- _Exercise instructions_:
Copy every line of the records below where the word "have" occurs.

** Begin Supplied material **

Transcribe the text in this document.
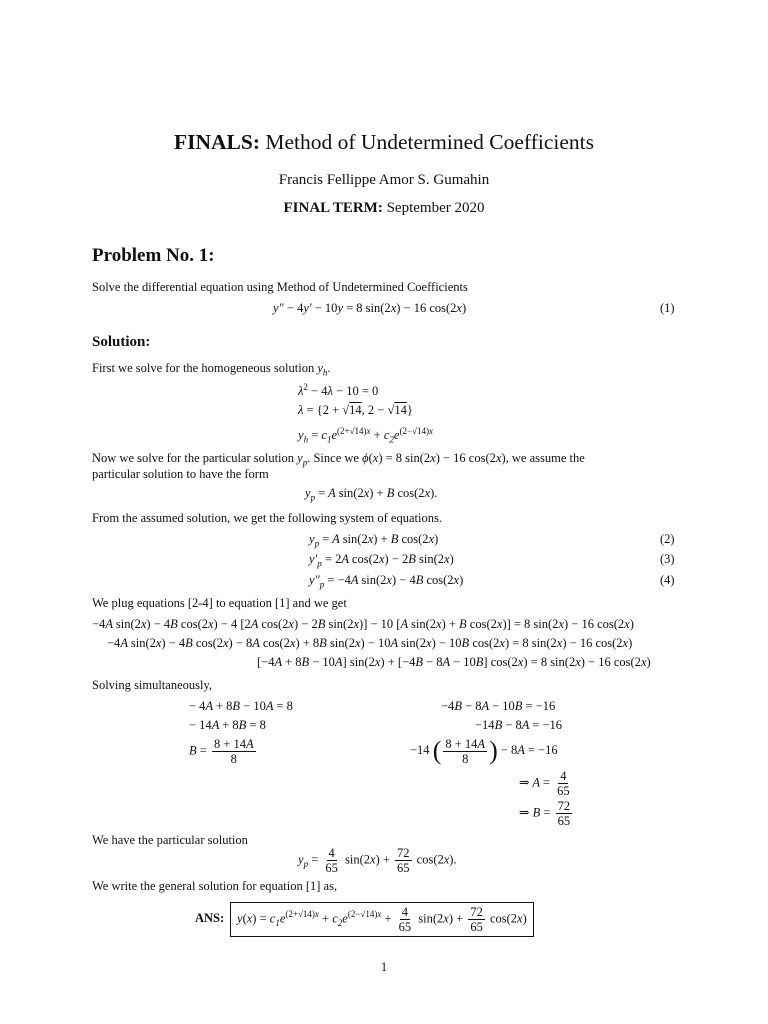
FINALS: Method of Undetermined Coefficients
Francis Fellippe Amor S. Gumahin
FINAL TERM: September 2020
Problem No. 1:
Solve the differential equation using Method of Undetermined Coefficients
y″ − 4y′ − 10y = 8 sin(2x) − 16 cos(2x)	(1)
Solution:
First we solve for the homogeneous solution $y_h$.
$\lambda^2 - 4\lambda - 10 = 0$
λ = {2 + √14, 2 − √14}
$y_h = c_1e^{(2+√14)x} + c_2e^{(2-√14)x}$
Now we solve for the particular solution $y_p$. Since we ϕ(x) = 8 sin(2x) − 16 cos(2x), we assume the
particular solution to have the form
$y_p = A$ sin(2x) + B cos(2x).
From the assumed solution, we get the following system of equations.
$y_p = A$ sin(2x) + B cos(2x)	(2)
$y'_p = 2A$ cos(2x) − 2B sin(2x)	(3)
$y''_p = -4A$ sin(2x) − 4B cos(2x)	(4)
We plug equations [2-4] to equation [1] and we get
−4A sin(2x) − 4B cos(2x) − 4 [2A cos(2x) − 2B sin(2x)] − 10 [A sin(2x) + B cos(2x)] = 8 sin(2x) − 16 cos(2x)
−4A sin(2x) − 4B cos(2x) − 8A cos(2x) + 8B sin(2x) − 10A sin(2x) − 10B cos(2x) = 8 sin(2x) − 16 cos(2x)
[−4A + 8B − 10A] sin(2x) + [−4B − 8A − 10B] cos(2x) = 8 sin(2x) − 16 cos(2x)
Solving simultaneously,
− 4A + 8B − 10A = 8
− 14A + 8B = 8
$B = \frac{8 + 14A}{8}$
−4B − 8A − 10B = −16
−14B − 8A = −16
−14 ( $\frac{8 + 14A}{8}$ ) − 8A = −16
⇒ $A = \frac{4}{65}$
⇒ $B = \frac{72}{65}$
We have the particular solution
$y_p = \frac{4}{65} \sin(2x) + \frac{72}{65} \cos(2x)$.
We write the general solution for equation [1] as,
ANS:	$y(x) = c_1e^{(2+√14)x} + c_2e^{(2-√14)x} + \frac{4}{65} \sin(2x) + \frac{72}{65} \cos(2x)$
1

** End Supplied material **
** Begin Supplied material **

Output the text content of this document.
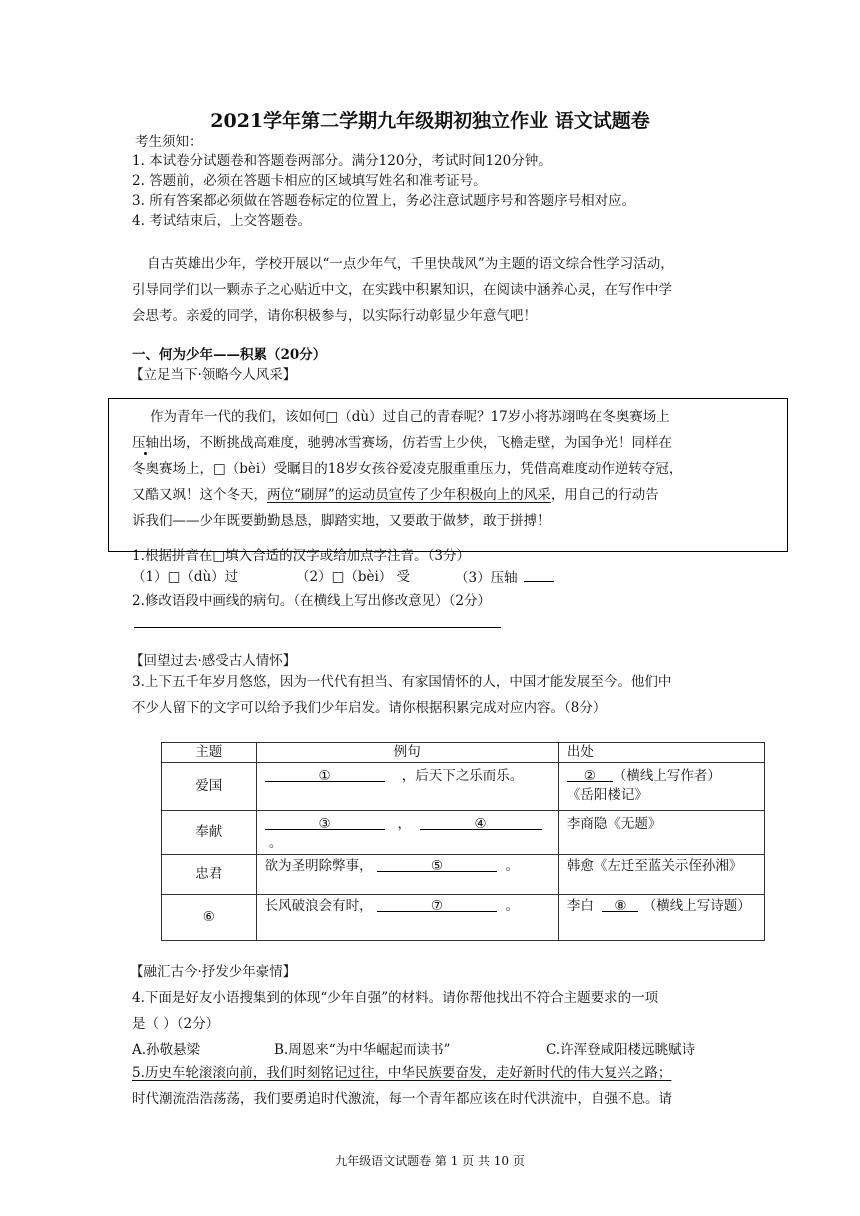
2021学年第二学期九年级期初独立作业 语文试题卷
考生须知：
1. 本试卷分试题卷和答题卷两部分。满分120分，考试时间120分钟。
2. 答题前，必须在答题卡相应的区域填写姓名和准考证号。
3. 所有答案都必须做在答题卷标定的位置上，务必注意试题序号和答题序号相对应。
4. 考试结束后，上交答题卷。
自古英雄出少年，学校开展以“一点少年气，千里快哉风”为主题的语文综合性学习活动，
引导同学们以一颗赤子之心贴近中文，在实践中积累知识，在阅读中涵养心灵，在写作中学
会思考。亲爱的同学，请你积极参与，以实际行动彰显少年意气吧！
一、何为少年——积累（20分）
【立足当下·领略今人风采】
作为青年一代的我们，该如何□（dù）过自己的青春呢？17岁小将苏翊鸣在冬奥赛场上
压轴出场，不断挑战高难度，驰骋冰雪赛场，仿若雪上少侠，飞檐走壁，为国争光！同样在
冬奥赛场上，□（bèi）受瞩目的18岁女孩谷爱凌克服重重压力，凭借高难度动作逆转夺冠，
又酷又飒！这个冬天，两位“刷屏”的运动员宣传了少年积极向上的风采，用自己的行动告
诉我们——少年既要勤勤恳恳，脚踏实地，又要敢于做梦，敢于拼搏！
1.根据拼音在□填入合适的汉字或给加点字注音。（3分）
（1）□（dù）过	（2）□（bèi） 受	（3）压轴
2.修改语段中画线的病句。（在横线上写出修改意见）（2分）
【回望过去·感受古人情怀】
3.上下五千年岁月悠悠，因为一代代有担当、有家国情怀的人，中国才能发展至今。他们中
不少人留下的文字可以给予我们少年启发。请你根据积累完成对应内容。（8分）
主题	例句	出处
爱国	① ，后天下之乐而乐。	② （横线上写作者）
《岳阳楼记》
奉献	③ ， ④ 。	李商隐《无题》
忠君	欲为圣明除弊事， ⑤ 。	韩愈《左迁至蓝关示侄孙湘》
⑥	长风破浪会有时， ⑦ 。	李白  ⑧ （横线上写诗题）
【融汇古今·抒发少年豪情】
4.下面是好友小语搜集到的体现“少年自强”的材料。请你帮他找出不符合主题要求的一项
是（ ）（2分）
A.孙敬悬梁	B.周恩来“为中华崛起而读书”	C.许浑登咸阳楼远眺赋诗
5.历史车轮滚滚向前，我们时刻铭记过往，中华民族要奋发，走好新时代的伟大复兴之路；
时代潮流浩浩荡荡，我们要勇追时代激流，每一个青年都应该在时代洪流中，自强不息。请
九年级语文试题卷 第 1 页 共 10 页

** End Supplied material **

- _Task response_:
particular solution to have the form
We have the particular solution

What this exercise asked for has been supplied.